### Given exercise
Write down every entry below once more, exactly.

◇ ◇ ◇

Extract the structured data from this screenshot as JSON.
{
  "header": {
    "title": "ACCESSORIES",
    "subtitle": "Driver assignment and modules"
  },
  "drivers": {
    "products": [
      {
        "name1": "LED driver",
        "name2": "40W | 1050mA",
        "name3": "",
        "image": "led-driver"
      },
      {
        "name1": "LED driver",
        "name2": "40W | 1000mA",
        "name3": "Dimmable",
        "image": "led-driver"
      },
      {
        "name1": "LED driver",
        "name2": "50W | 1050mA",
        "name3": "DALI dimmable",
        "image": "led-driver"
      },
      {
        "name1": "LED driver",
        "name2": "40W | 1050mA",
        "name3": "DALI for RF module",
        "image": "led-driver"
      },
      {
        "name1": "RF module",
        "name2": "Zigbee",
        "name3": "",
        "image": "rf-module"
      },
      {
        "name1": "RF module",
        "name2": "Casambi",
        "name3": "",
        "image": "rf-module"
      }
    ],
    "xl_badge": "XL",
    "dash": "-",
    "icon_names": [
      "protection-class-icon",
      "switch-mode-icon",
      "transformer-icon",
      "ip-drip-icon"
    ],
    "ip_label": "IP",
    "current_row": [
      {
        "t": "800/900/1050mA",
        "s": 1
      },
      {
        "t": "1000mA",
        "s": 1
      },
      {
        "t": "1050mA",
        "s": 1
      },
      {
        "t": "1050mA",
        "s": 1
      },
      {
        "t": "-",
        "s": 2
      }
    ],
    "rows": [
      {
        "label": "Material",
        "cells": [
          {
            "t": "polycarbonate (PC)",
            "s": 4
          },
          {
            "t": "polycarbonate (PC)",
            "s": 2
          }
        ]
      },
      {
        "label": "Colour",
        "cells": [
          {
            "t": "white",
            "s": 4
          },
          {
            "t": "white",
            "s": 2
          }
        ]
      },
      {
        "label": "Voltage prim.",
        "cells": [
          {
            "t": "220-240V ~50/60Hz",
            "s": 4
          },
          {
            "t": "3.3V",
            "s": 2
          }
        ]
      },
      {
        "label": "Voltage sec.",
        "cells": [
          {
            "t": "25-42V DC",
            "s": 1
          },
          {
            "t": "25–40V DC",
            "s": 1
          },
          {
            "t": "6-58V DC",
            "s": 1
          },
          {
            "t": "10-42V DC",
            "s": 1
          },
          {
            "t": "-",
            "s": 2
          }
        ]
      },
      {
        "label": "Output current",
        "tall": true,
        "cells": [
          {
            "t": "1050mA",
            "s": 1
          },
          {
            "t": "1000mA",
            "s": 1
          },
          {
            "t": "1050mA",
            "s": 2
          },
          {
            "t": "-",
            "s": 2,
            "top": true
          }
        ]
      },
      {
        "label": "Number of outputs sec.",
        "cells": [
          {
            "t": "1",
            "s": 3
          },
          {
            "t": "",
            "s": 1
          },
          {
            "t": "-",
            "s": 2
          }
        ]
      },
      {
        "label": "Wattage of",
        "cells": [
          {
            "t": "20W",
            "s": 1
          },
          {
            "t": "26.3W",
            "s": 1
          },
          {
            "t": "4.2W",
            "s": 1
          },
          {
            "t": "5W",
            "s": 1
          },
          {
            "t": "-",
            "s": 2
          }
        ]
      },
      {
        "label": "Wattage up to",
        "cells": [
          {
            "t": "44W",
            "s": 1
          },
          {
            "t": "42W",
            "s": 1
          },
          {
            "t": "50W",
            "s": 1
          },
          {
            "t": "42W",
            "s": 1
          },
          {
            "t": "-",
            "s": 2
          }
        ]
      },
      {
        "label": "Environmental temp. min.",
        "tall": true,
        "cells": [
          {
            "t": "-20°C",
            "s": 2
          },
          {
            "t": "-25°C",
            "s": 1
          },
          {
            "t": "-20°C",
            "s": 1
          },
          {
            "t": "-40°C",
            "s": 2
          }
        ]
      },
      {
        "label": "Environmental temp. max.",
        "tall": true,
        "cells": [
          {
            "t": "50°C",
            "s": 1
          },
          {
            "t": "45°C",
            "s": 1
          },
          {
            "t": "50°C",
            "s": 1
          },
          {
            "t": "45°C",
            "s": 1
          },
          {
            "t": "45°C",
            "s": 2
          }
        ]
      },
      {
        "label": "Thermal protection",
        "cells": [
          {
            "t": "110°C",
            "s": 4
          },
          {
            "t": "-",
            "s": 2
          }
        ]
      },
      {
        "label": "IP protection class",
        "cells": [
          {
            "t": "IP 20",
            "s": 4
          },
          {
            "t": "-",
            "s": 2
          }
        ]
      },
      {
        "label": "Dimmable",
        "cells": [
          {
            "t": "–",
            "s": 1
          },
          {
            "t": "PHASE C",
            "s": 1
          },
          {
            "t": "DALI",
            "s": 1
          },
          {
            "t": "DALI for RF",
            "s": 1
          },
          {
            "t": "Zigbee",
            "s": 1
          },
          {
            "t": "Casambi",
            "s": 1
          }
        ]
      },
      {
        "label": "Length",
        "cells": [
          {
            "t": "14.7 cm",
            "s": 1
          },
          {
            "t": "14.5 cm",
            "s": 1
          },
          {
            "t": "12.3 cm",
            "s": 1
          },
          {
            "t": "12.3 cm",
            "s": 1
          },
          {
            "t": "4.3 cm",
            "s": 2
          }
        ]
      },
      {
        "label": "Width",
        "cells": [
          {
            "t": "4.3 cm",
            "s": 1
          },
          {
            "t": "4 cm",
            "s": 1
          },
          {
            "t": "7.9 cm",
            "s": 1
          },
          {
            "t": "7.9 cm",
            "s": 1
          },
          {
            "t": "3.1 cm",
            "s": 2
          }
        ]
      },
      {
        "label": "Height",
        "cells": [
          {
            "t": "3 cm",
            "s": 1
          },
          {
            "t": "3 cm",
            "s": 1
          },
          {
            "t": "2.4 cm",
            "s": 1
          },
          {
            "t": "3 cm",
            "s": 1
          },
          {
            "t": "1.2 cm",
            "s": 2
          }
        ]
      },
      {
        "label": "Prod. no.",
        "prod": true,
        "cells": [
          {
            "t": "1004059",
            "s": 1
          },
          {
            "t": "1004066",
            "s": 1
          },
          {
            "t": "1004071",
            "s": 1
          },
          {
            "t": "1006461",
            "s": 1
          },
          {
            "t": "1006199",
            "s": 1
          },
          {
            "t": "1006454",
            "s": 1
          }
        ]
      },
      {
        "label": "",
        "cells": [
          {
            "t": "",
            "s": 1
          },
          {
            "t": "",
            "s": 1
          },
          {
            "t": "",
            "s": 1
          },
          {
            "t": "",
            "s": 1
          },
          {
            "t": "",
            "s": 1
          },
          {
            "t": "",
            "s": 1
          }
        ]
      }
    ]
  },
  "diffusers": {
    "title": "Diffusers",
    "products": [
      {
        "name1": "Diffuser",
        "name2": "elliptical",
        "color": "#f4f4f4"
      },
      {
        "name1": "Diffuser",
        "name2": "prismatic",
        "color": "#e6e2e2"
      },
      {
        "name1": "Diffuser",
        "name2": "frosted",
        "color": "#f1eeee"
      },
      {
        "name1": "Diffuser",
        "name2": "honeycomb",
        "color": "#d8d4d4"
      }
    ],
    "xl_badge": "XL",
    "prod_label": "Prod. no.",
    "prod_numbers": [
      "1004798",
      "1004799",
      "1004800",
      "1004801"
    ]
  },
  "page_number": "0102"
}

◇ ◇ ◇

### Answer for the task
Extract the structured data from this screenshot as JSON.
{
  "header": {
    "title": "ACCESSORIES",
    "subtitle": "Driver assignment and modules"
  },
  "drivers": {
    "products": [
      {
        "name1": "LED driver",
        "name2": "40W | 1050mA",
        "name3": "",
        "image": "led-driver"
      },
      {
        "name1": "LED driver",
        "name2": "40W | 1000mA",
        "name3": "Dimmable",
        "image": "led-driver"
      },
      {
        "name1": "LED driver",
        "name2": "50W | 1050mA",
        "name3": "DALI dimmable",
        "image": "led-driver"
      },
      {
        "name1": "LED driver",
        "name2": "40W | 1050mA",
        "name3": "DALI for RF module",
        "image": "led-driver"
      },
      {
        "name1": "RF module",
        "name2": "Zigbee",
        "name3": "",
        "image": "rf-module"
      },
      {
        "name1": "RF module",
        "name2": "Casambi",
        "name3": "",
        "image": "rf-module"
      }
    ],
    "xl_badge": "XL",
    "dash": "-",
    "icon_names": [
      "protection-class-icon",
      "switch-mode-icon",
      "transformer-icon",
      "ip-drip-icon"
    ],
    "ip_label": "IP",
    "current_row": [
      {
        "t": "800/900/1050mA",
        "s": 1
      },
      {
        "t": "1000mA",
        "s": 1
      },
      {
        "t": "1050mA",
        "s": 1
      },
      {
        "t": "1050mA",
        "s": 1
      },
      {
        "t": "-",
        "s": 2
      }
    ],
    "rows": [
      {
        "label": "Material",
        "cells": [
          {
            "t": "polycarbonate (PC)",
            "s": 4
          },
          {
            "t": "polycarbonate (PC)",
            "s": 2
          }
        ]
      },
      {
        "label": "Colour",
        "cells": [
          {
            "t": "white",
            "s": 4
          },
          {
            "t": "white",
            "s": 2
          }
        ]
      },
      {
        "label": "Voltage prim.",
        "cells": [
          {
            "t": "220-240V ~50/60Hz",
            "s": 4
          },
          {
            "t": "3.3V",
            "s": 2
          }
        ]
      },
      {
        "label": "Voltage sec.",
        "cells": [
          {
            "t": "25-42V DC",
            "s": 1
          },
          {
            "t": "25–40V DC",
            "s": 1
          },
          {
            "t": "6-58V DC",
            "s": 1
          },
          {
            "t": "10-42V DC",
            "s": 1
          },
          {
            "t": "-",
            "s": 2
          }
        ]
      },
      {
        "label": "Output current",
        "tall": true,
        "cells": [
          {
            "t": "1050mA",
            "s": 1
          },
          {
            "t": "1000mA",
            "s": 1
          },
          {
            "t": "1050mA",
            "s": 2
          },
          {
            "t": "-",
            "s": 2,
            "top": true
          }
        ]
      },
      {
        "label": "Number of outputs sec.",
        "cells": [
          {
            "t": "1",
            "s": 3
          },
          {
            "t": "",
            "s": 1
          },
          {
            "t": "-",
            "s": 2
          }
        ]
      },
      {
        "label": "Wattage of",
        "cells": [
          {
            "t": "20W",
            "s": 1
          },
          {
            "t": "26.3W",
            "s": 1
          },
          {
            "t": "4.2W",
            "s": 1
          },
          {
            "t": "5W",
            "s": 1
          },
          {
            "t": "-",
            "s": 2
          }
        ]
      },
      {
        "label": "Wattage up to",
        "cells": [
          {
            "t": "44W",
            "s": 1
          },
          {
            "t": "42W",
            "s": 1
          },
          {
            "t": "50W",
            "s": 1
          },
          {
            "t": "42W",
            "s": 1
          },
          {
            "t": "-",
            "s": 2
          }
        ]
      },
      {
        "label": "Environmental temp. min.",
        "tall": true,
        "cells": [
          {
            "t": "-20°C",
            "s": 2
          },
          {
            "t": "-25°C",
            "s": 1
          },
          {
            "t": "-20°C",
            "s": 1
          },
          {
            "t": "-40°C",
            "s": 2
          }
        ]
      },
      {
        "label": "Environmental temp. max.",
        "tall": true,
        "cells": [
          {
            "t": "50°C",
            "s": 1
          },
          {
            "t": "45°C",
            "s": 1
          },
          {
            "t": "50°C",
            "s": 1
          },
          {
            "t": "45°C",
            "s": 1
          },
          {
            "t": "45°C",
            "s": 2
          }
        ]
      },
      {
        "label": "Thermal protection",
        "cells": [
          {
            "t": "110°C",
            "s": 4
          },
          {
            "t": "-",
            "s": 2
          }
        ]
      },
      {
        "label": "IP protection class",
        "cells": [
          {
            "t": "IP 20",
            "s": 4
          },
          {
            "t": "-",
            "s": 2
          }
        ]
      },
      {
        "label": "Dimmable",
        "cells": [
          {
            "t": "–",
            "s": 1
          },
          {
            "t": "PHASE C",
            "s": 1
          },
          {
            "t": "DALI",
            "s": 1
          },
          {
            "t": "DALI for RF",
            "s": 1
          },
          {
            "t": "Zigbee",
            "s": 1
          },
          {
            "t": "Casambi",
            "s": 1
          }
        ]
      },
      {
        "label": "Length",
        "cells": [
          {
            "t": "14.7 cm",
            "s": 1
          },
          {
            "t": "14.5 cm",
            "s": 1
          },
          {
            "t": "12.3 cm",
            "s": 1
          },
          {
            "t": "12.3 cm",
            "s": 1
          },
          {
            "t": "4.3 cm",
            "s": 2
          }
        ]
      },
      {
        "label": "Width",
        "cells": [
          {
            "t": "4.3 cm",
            "s": 1
          },
          {
            "t": "4 cm",
            "s": 1
          },
          {
            "t": "7.9 cm",
            "s": 1
          },
          {
            "t": "7.9 cm",
            "s": 1
          },
          {
            "t": "3.1 cm",
            "s": 2
          }
        ]
      },
      {
        "label": "Height",
        "cells": [
          {
            "t": "3 cm",
            "s": 1
          },
          {
            "t": "3 cm",
            "s": 1
          },
          {
            "t": "2.4 cm",
            "s": 1
          },
          {
            "t": "3 cm",
            "s": 1
          },
          {
            "t": "1.2 cm",
            "s": 2
          }
        ]
      },
      {
        "label": "Prod. no.",
        "prod": true,
        "cells": [
          {
            "t": "1004059",
            "s": 1
          },
          {
            "t": "1004066",
            "s": 1
          },
          {
            "t": "1004071",
            "s": 1
          },
          {
            "t": "1006461",
            "s": 1
          },
          {
            "t": "1006199",
            "s": 1
          },
          {
            "t": "1006454",
            "s": 1
          }
        ]
      },
      {
        "label": "",
        "cells": [
          {
            "t": "",
            "s": 1
          },
          {
            "t": "",
            "s": 1
          },
          {
            "t": "",
            "s": 1
          },
          {
            "t": "",
            "s": 1
          },
          {
            "t": "",
            "s": 1
          },
          {
            "t": "",
            "s": 1
          }
        ]
      }
    ]
  },
  "diffusers": {
    "title": "Diffusers",
    "products": [
      {
        "name1": "Diffuser",
        "name2": "elliptical",
        "color": "#f4f4f4"
      },
      {
        "name1": "Diffuser",
        "name2": "prismatic",
        "color": "#e6e2e2"
      },
      {
        "name1": "Diffuser",
        "name2": "frosted",
        "color": "#f1eeee"
      },
      {
        "name1": "Diffuser",
        "name2": "honeycomb",
        "color": "#d8d4d4"
      }
    ],
    "xl_badge": "XL",
    "prod_label": "Prod. no.",
    "prod_numbers": [
      "1004798",
      "1004799",
      "1004800",
      "1004801"
    ]
  },
  "page_number": "0102"
}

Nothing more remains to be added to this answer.